Task prompt>
Output each line exactly as it appears, skipping any embedded picture.
------------------------
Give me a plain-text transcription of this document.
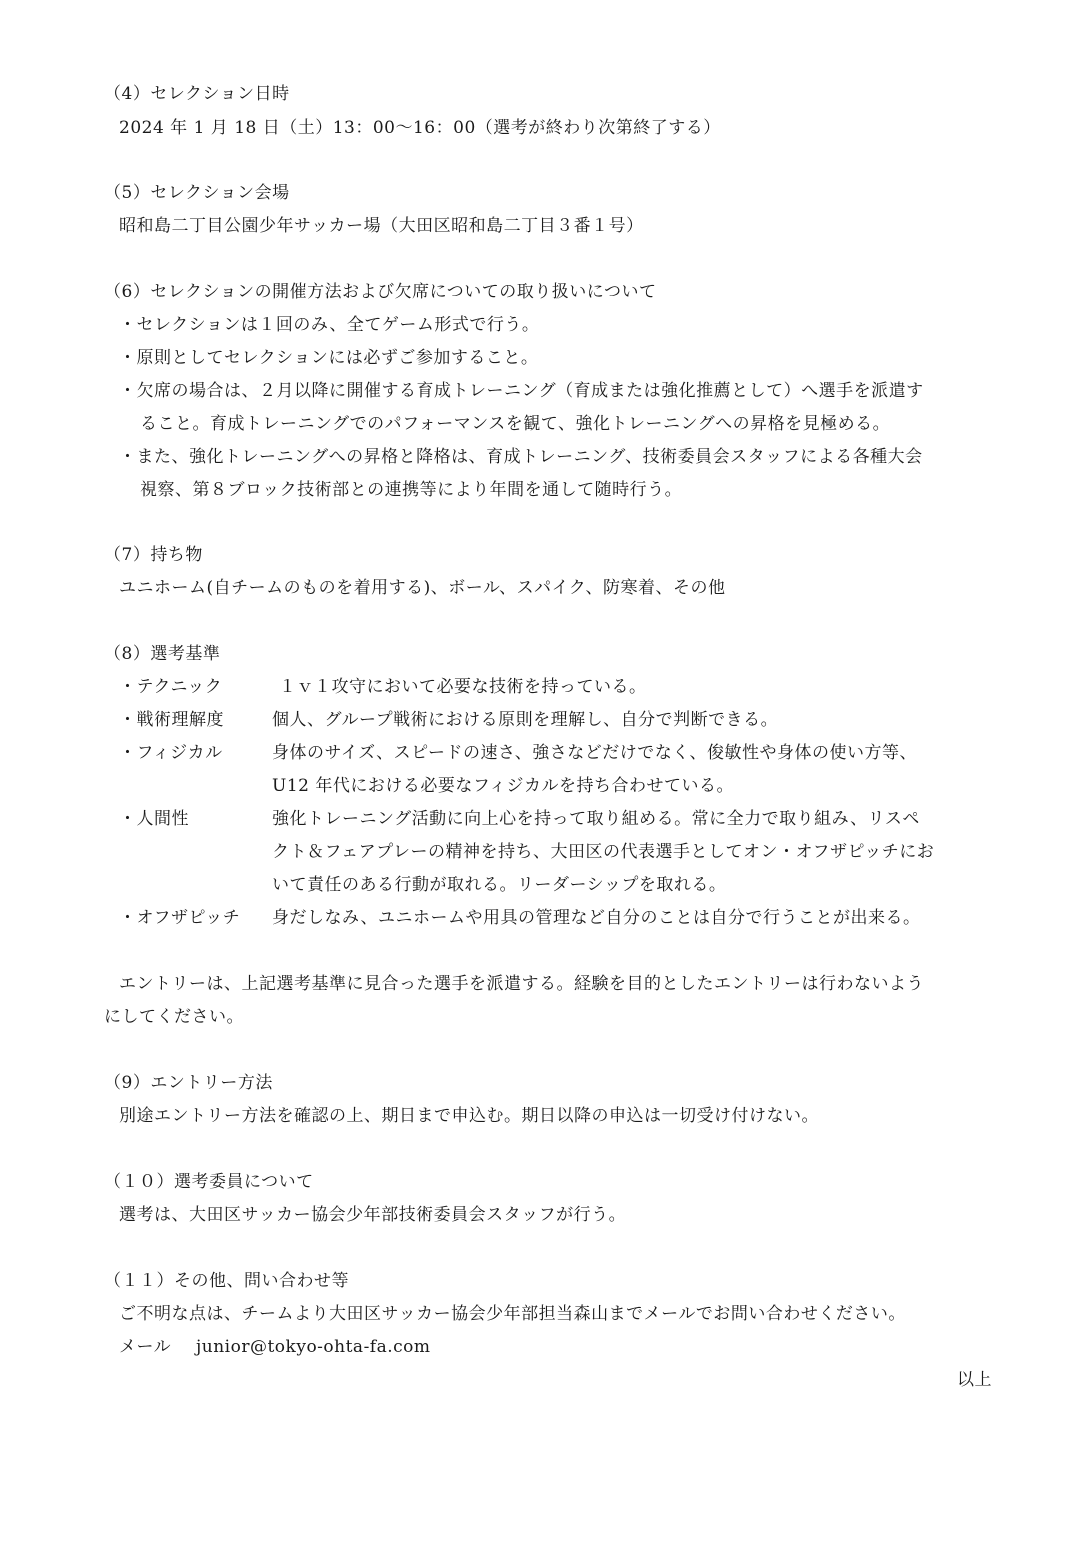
（4）セレクション日時
2024 年 1 月 18 日（土）13：00〜16：00（選考が終わり次第終了する）
（5）セレクション会場
昭和島二丁目公園少年サッカー場（大田区昭和島二丁目３番１号）
（6）セレクションの開催方法および欠席についての取り扱いについて
・セレクションは１回のみ、全てゲーム形式で行う。
・原則としてセレクションには必ずご参加すること。
・欠席の場合は、２月以降に開催する育成トレーニング（育成または強化推薦として）へ選手を派遣す
ること。育成トレーニングでのパフォーマンスを観て、強化トレーニングへの昇格を見極める。
・また、強化トレーニングへの昇格と降格は、育成トレーニング、技術委員会スタッフによる各種大会
視察、第８ブロック技術部との連携等により年間を通して随時行う。
（7）持ち物
ユニホーム(自チームのものを着用する)、ボール、スパイク、防寒着、その他
（8）選考基準
・テクニック	１ｖ１攻守において必要な技術を持っている。
・戦術理解度	個人、グループ戦術における原則を理解し、自分で判断できる。
・フィジカル	身体のサイズ、スピードの速さ、強さなどだけでなく、俊敏性や身体の使い方等、
U12 年代における必要なフィジカルを持ち合わせている。
・人間性	強化トレーニング活動に向上心を持って取り組める。常に全力で取り組み、リスペ
クト＆フェアプレーの精神を持ち、大田区の代表選手としてオン・オフザピッチにお
いて責任のある行動が取れる。リーダーシップを取れる。
・オフザピッチ 身だしなみ、ユニホームや用具の管理など自分のことは自分で行うことが出来る。
エントリーは、上記選考基準に見合った選手を派遣する。経験を目的としたエントリーは行わないよう
にしてください。
（9）エントリー方法
別途エントリー方法を確認の上、期日まで申込む。期日以降の申込は一切受け付けない。
（１０）選考委員について
選考は、大田区サッカー協会少年部技術委員会スタッフが行う。
（１１）その他、問い合わせ等
ご不明な点は、チームより大田区サッカー協会少年部担当森山までメールでお問い合わせください。
メール junior@tokyo-ohta-fa.com
以上
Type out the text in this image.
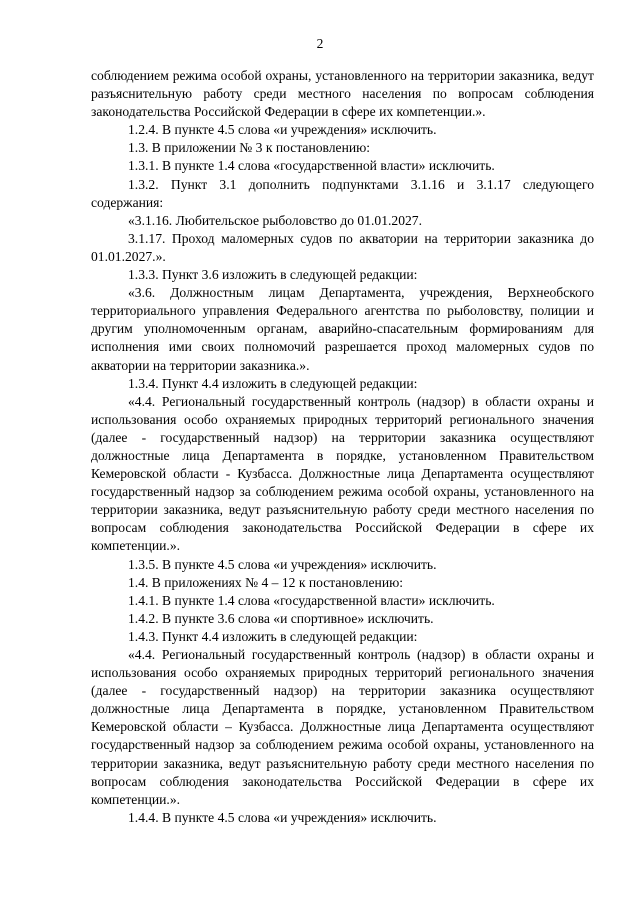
2

соблюдением режима особой охраны, установленного на территории заказника, ведут разъяснительную работу среди местного населения по вопросам соблюдения законодательства Российской Федерации в сфере их компетенции.».

1.2.4. В пункте 4.5 слова «и учреждения» исключить.

1.3. В приложении № 3 к постановлению:

1.3.1. В пункте 1.4 слова «государственной власти» исключить.

1.3.2. Пункт 3.1 дополнить подпунктами 3.1.16 и 3.1.17 следующего содержания:

«3.1.16. Любительское рыболовство до 01.01.2027.

3.1.17. Проход маломерных судов по акватории на территории заказника до 01.01.2027.».

1.3.3. Пункт 3.6 изложить в следующей редакции:

«3.6. Должностным лицам Департамента, учреждения, Верхнеобского территориального управления Федерального агентства по рыболовству, полиции и другим уполномоченным органам, аварийно-спасательным формированиям для исполнения ими своих полномочий разрешается проход маломерных судов по акватории на территории заказника.».

1.3.4. Пункт 4.4 изложить в следующей редакции:

«4.4. Региональный государственный контроль (надзор) в области охраны и использования особо охраняемых природных территорий регионального значения (далее - государственный надзор) на территории заказника осуществляют должностные лица Департамента в порядке, установленном Правительством Кемеровской области - Кузбасса. Должностные лица Департамента осуществляют государственный надзор за соблюдением режима особой охраны, установленного на территории заказника, ведут разъяснительную работу среди местного населения по вопросам соблюдения законодательства Российской Федерации в сфере их компетенции.».

1.3.5. В пункте 4.5 слова «и учреждения» исключить.

1.4. В приложениях № 4 – 12 к постановлению:

1.4.1. В пункте 1.4 слова «государственной власти» исключить.

1.4.2. В пункте 3.6 слова «и спортивное» исключить.

1.4.3. Пункт 4.4 изложить в следующей редакции:

«4.4. Региональный государственный контроль (надзор) в области охраны и использования особо охраняемых природных территорий регионального значения (далее - государственный надзор) на территории заказника осуществляют должностные лица Департамента в порядке, установленном Правительством Кемеровской области – Кузбасса. Должностные лица Департамента осуществляют государственный надзор за соблюдением режима особой охраны, установленного на территории заказника, ведут разъяснительную работу среди местного населения по вопросам соблюдения законодательства Российской Федерации в сфере их компетенции.».

1.4.4. В пункте 4.5 слова «и учреждения» исключить.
------------------------
Solution for this exercise>
Give me a plain-text transcription of this document.
（4）セレクション日時
2024 年 1 月 18 日（土）13：00〜16：00（選考が終わり次第終了する）
（5）セレクション会場
昭和島二丁目公園少年サッカー場（大田区昭和島二丁目３番１号）
（6）セレクションの開催方法および欠席についての取り扱いについて
・セレクションは１回のみ、全てゲーム形式で行う。
・原則としてセレクションには必ずご参加すること。
・欠席の場合は、２月以降に開催する育成トレーニング（育成または強化推薦として）へ選手を派遣す
ること。育成トレーニングでのパフォーマンスを観て、強化トレーニングへの昇格を見極める。
・また、強化トレーニングへの昇格と降格は、育成トレーニング、技術委員会スタッフによる各種大会
視察、第８ブロック技術部との連携等により年間を通して随時行う。
（7）持ち物
ユニホーム(自チームのものを着用する)、ボール、スパイク、防寒着、その他
（8）選考基準
・テクニック	１ｖ１攻守において必要な技術を持っている。
・戦術理解度	個人、グループ戦術における原則を理解し、自分で判断できる。
・フィジカル	身体のサイズ、スピードの速さ、強さなどだけでなく、俊敏性や身体の使い方等、
U12 年代における必要なフィジカルを持ち合わせている。
・人間性	強化トレーニング活動に向上心を持って取り組める。常に全力で取り組み、リスペ
クト＆フェアプレーの精神を持ち、大田区の代表選手としてオン・オフザピッチにお
いて責任のある行動が取れる。リーダーシップを取れる。
・オフザピッチ 身だしなみ、ユニホームや用具の管理など自分のことは自分で行うことが出来る。
エントリーは、上記選考基準に見合った選手を派遣する。経験を目的としたエントリーは行わないよう
にしてください。
（9）エントリー方法
別途エントリー方法を確認の上、期日まで申込む。期日以降の申込は一切受け付けない。
（１０）選考委員について
選考は、大田区サッカー協会少年部技術委員会スタッフが行う。
（１１）その他、問い合わせ等
ご不明な点は、チームより大田区サッカー協会少年部担当森山までメールでお問い合わせください。
メール junior@tokyo-ohta-fa.com
以上
Type out the text in this image.
2

соблюдением режима особой охраны, установленного на территории заказника, ведут разъяснительную работу среди местного населения по вопросам соблюдения законодательства Российской Федерации в сфере их компетенции.».

1.2.4. В пункте 4.5 слова «и учреждения» исключить.

1.3. В приложении № 3 к постановлению:

1.3.1. В пункте 1.4 слова «государственной власти» исключить.

1.3.2. Пункт 3.1 дополнить подпунктами 3.1.16 и 3.1.17 следующего содержания:

«3.1.16. Любительское рыболовство до 01.01.2027.

3.1.17. Проход маломерных судов по акватории на территории заказника до 01.01.2027.».

1.3.3. Пункт 3.6 изложить в следующей редакции:

«3.6. Должностным лицам Департамента, учреждения, Верхнеобского территориального управления Федерального агентства по рыболовству, полиции и другим уполномоченным органам, аварийно-спасательным формированиям для исполнения ими своих полномочий разрешается проход маломерных судов по акватории на территории заказника.».

1.3.4. Пункт 4.4 изложить в следующей редакции:

«4.4. Региональный государственный контроль (надзор) в области охраны и использования особо охраняемых природных территорий регионального значения (далее - государственный надзор) на территории заказника осуществляют должностные лица Департамента в порядке, установленном Правительством Кемеровской области - Кузбасса. Должностные лица Департамента осуществляют государственный надзор за соблюдением режима особой охраны, установленного на территории заказника, ведут разъяснительную работу среди местного населения по вопросам соблюдения законодательства Российской Федерации в сфере их компетенции.».

1.3.5. В пункте 4.5 слова «и учреждения» исключить.

1.4. В приложениях № 4 – 12 к постановлению:

1.4.1. В пункте 1.4 слова «государственной власти» исключить.

1.4.2. В пункте 3.6 слова «и спортивное» исключить.

1.4.3. Пункт 4.4 изложить в следующей редакции:

«4.4. Региональный государственный контроль (надзор) в области охраны и использования особо охраняемых природных территорий регионального значения (далее - государственный надзор) на территории заказника осуществляют должностные лица Департамента в порядке, установленном Правительством Кемеровской области – Кузбасса. Должностные лица Департамента осуществляют государственный надзор за соблюдением режима особой охраны, установленного на территории заказника, ведут разъяснительную работу среди местного населения по вопросам соблюдения законодательства Российской Федерации в сфере их компетенции.».

1.4.4. В пункте 4.5 слова «и учреждения» исключить.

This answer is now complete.